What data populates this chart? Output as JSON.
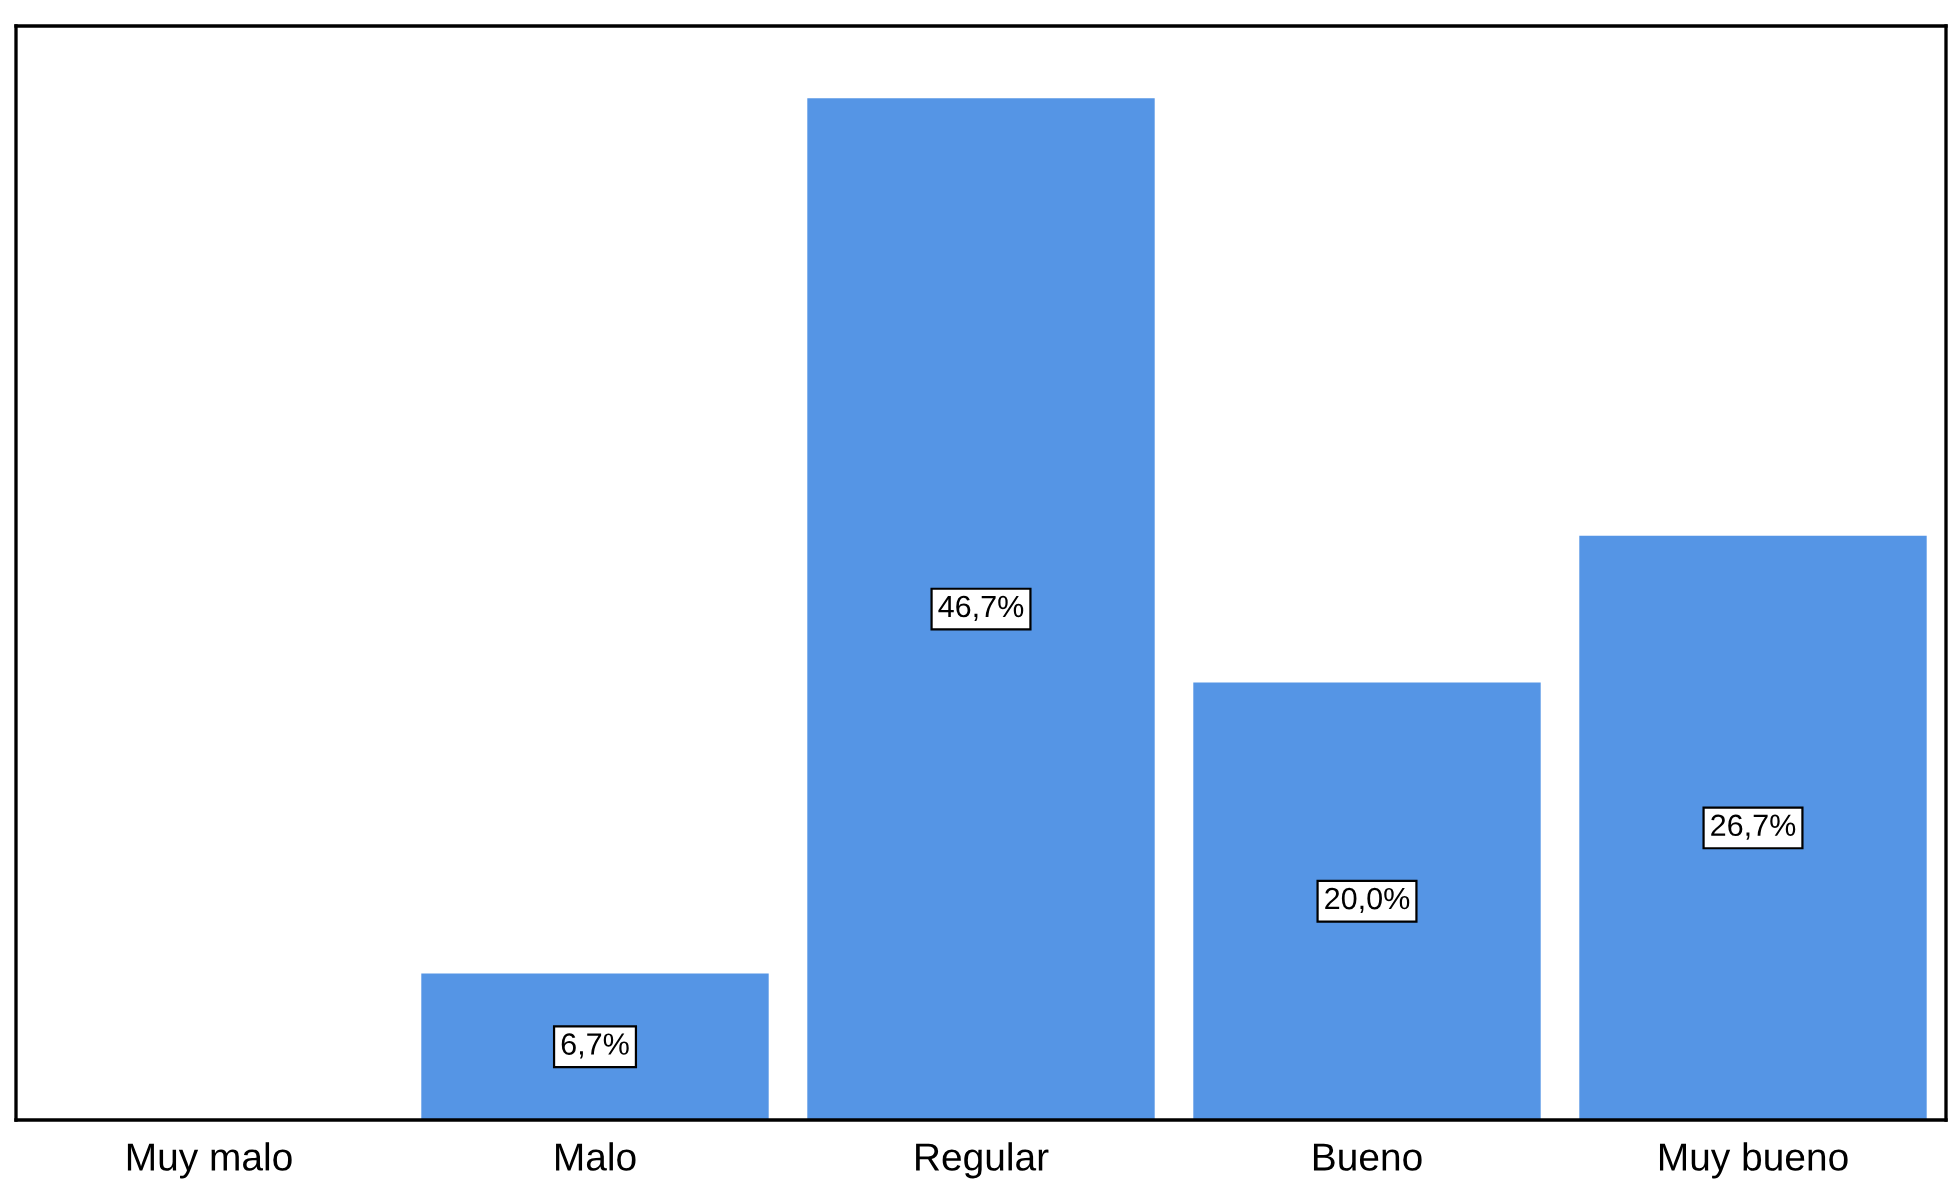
{
  "chart_data": {
    "type": "bar",
    "categories": [
      "Muy malo",
      "Malo",
      "Regular",
      "Bueno",
      "Muy bueno"
    ],
    "values": [
      0,
      6.7,
      46.7,
      20.0,
      26.7
    ],
    "value_labels": [
      null,
      "6,7%",
      "46,7%",
      "20,0%",
      "26,7%"
    ],
    "color": "#5595e5",
    "ylim": [
      0,
      50
    ],
    "tick_labels": "x",
    "grid": false,
    "legend": false
  }
}
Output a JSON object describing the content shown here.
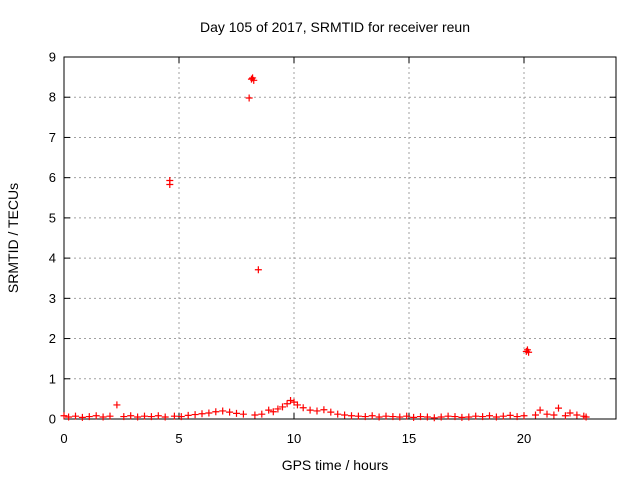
{
  "chart_data": {
    "type": "scatter",
    "title": "Day 105 of 2017, SRMTID for receiver reun",
    "xlabel": "GPS time / hours",
    "ylabel": "SRMTID / TECUs",
    "xlim": [
      0,
      24
    ],
    "ylim": [
      0,
      9
    ],
    "xticks": [
      0,
      5,
      10,
      15,
      20
    ],
    "yticks": [
      0,
      1,
      2,
      3,
      4,
      5,
      6,
      7,
      8,
      9
    ],
    "grid": true,
    "marker": "plus",
    "color": "#ff0000",
    "series": [
      {
        "name": "SRMTID",
        "points": [
          [
            0.0,
            0.08
          ],
          [
            0.2,
            0.05
          ],
          [
            0.5,
            0.07
          ],
          [
            0.8,
            0.04
          ],
          [
            1.1,
            0.06
          ],
          [
            1.4,
            0.08
          ],
          [
            1.7,
            0.05
          ],
          [
            2.0,
            0.07
          ],
          [
            2.3,
            0.35
          ],
          [
            2.6,
            0.06
          ],
          [
            2.9,
            0.08
          ],
          [
            3.2,
            0.05
          ],
          [
            3.5,
            0.07
          ],
          [
            3.8,
            0.06
          ],
          [
            4.1,
            0.08
          ],
          [
            4.4,
            0.05
          ],
          [
            4.6,
            5.93
          ],
          [
            4.6,
            5.83
          ],
          [
            4.8,
            0.07
          ],
          [
            5.1,
            0.06
          ],
          [
            5.4,
            0.09
          ],
          [
            5.7,
            0.11
          ],
          [
            6.0,
            0.13
          ],
          [
            6.3,
            0.15
          ],
          [
            6.6,
            0.18
          ],
          [
            6.9,
            0.2
          ],
          [
            7.2,
            0.17
          ],
          [
            7.5,
            0.14
          ],
          [
            7.8,
            0.12
          ],
          [
            8.05,
            7.98
          ],
          [
            8.15,
            8.45
          ],
          [
            8.25,
            8.42
          ],
          [
            8.2,
            8.48
          ],
          [
            8.3,
            0.1
          ],
          [
            8.45,
            3.71
          ],
          [
            8.6,
            0.12
          ],
          [
            8.9,
            0.22
          ],
          [
            9.1,
            0.18
          ],
          [
            9.3,
            0.25
          ],
          [
            9.5,
            0.3
          ],
          [
            9.7,
            0.38
          ],
          [
            9.85,
            0.46
          ],
          [
            10.0,
            0.42
          ],
          [
            10.15,
            0.35
          ],
          [
            10.4,
            0.28
          ],
          [
            10.7,
            0.22
          ],
          [
            11.0,
            0.2
          ],
          [
            11.3,
            0.23
          ],
          [
            11.6,
            0.17
          ],
          [
            11.9,
            0.12
          ],
          [
            12.2,
            0.1
          ],
          [
            12.5,
            0.08
          ],
          [
            12.8,
            0.07
          ],
          [
            13.1,
            0.06
          ],
          [
            13.4,
            0.08
          ],
          [
            13.7,
            0.05
          ],
          [
            14.0,
            0.07
          ],
          [
            14.3,
            0.06
          ],
          [
            14.6,
            0.05
          ],
          [
            14.9,
            0.07
          ],
          [
            15.2,
            0.04
          ],
          [
            15.5,
            0.06
          ],
          [
            15.8,
            0.05
          ],
          [
            16.1,
            0.03
          ],
          [
            16.4,
            0.05
          ],
          [
            16.7,
            0.07
          ],
          [
            17.0,
            0.06
          ],
          [
            17.3,
            0.04
          ],
          [
            17.6,
            0.05
          ],
          [
            17.9,
            0.07
          ],
          [
            18.2,
            0.06
          ],
          [
            18.5,
            0.08
          ],
          [
            18.8,
            0.05
          ],
          [
            19.1,
            0.07
          ],
          [
            19.4,
            0.09
          ],
          [
            19.7,
            0.06
          ],
          [
            20.0,
            0.08
          ],
          [
            20.1,
            1.68
          ],
          [
            20.15,
            1.72
          ],
          [
            20.2,
            1.66
          ],
          [
            20.5,
            0.1
          ],
          [
            20.7,
            0.22
          ],
          [
            21.0,
            0.12
          ],
          [
            21.3,
            0.1
          ],
          [
            21.5,
            0.27
          ],
          [
            21.8,
            0.08
          ],
          [
            22.0,
            0.15
          ],
          [
            22.3,
            0.1
          ],
          [
            22.6,
            0.07
          ],
          [
            22.7,
            0.05
          ]
        ]
      }
    ]
  }
}
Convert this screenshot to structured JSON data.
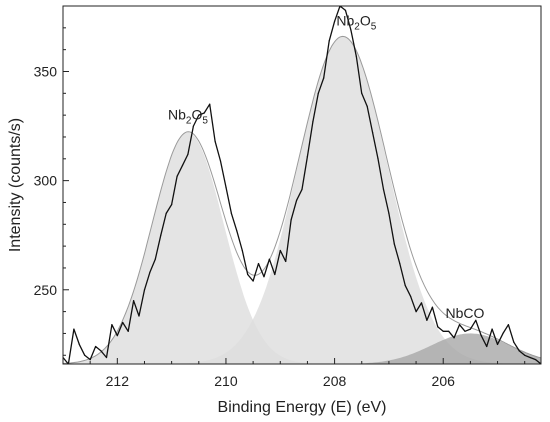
{
  "chart_data": {
    "type": "line",
    "xlabel": "Binding Energy (E) (eV)",
    "ylabel": "Intensity (counts/s)",
    "xlim": [
      213.0,
      204.2
    ],
    "ylim": [
      216,
      380
    ],
    "x_reversed": true,
    "x_ticks": [
      212,
      210,
      208,
      206
    ],
    "x_tick_labels": [
      "212",
      "210",
      "208",
      "206"
    ],
    "y_ticks": [
      250,
      300,
      350
    ],
    "y_tick_labels": [
      "250",
      "300",
      "350"
    ],
    "grid": false,
    "annotations": [
      {
        "text": "Nb2O5",
        "main": "Nb",
        "sub1": "2",
        "mid": "O",
        "sub2": "5",
        "x": 210.7,
        "y": 328
      },
      {
        "text": "Nb2O5",
        "main": "Nb",
        "sub1": "2",
        "mid": "O",
        "sub2": "5",
        "x": 207.6,
        "y": 371
      },
      {
        "text": "NbCO",
        "main": "NbCO",
        "x": 205.6,
        "y": 237
      }
    ],
    "background": 216,
    "fitted_peaks": [
      {
        "label": "Nb2O5",
        "center": 210.7,
        "height": 106,
        "fwhm": 1.55,
        "color": "#dddddd"
      },
      {
        "label": "Nb2O5",
        "center": 207.85,
        "height": 150,
        "fwhm": 1.95,
        "color": "#dddddd"
      },
      {
        "label": "NbCO",
        "center": 205.5,
        "height": 14,
        "fwhm": 1.7,
        "color": "#a7a7a7"
      }
    ],
    "series": [
      {
        "style": "raw",
        "color": "#111111",
        "x": [
          213.0,
          212.9,
          212.8,
          212.7,
          212.6,
          212.5,
          212.4,
          212.3,
          212.2,
          212.1,
          212.0,
          211.9,
          211.8,
          211.7,
          211.6,
          211.5,
          211.4,
          211.3,
          211.2,
          211.1,
          211.0,
          210.9,
          210.8,
          210.7,
          210.6,
          210.5,
          210.4,
          210.3,
          210.2,
          210.1,
          210.0,
          209.9,
          209.8,
          209.7,
          209.6,
          209.5,
          209.4,
          209.3,
          209.2,
          209.1,
          209.0,
          208.9,
          208.8,
          208.7,
          208.6,
          208.5,
          208.4,
          208.3,
          208.2,
          208.1,
          208.0,
          207.9,
          207.8,
          207.7,
          207.6,
          207.5,
          207.4,
          207.3,
          207.2,
          207.1,
          207.0,
          206.9,
          206.8,
          206.7,
          206.6,
          206.5,
          206.4,
          206.3,
          206.2,
          206.1,
          206.0,
          205.9,
          205.8,
          205.7,
          205.6,
          205.5,
          205.4,
          205.3,
          205.2,
          205.1,
          205.0,
          204.9,
          204.8,
          204.7,
          204.6,
          204.5,
          204.4,
          204.3,
          204.2
        ],
        "y": [
          219,
          216,
          232,
          225,
          220,
          218,
          224,
          222,
          219,
          234,
          229,
          235,
          231,
          245,
          238,
          250,
          258,
          264,
          275,
          285,
          289,
          302,
          307,
          312,
          325,
          330,
          331,
          335,
          318,
          309,
          297,
          285,
          277,
          268,
          257,
          254,
          262,
          256,
          264,
          257,
          268,
          263,
          282,
          291,
          296,
          311,
          327,
          340,
          347,
          364,
          373,
          380,
          378,
          369,
          357,
          340,
          334,
          322,
          310,
          296,
          285,
          271,
          262,
          252,
          247,
          240,
          244,
          236,
          242,
          233,
          231,
          231,
          228,
          234,
          231,
          232,
          236,
          229,
          224,
          232,
          225,
          230,
          234,
          226,
          222,
          220,
          219,
          218,
          216
        ]
      },
      {
        "style": "envelope",
        "color": "#9a9a9a"
      }
    ]
  }
}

□ □ □

:: Requirement ::
Using the listing above, gather each line that holds the string "JSON" and copy it.

:: Answer to this problem ::
What data populates this chart? Output as JSON.
Output a JSON object describing the content shown here.
Convert this screenshot to structured JSON data.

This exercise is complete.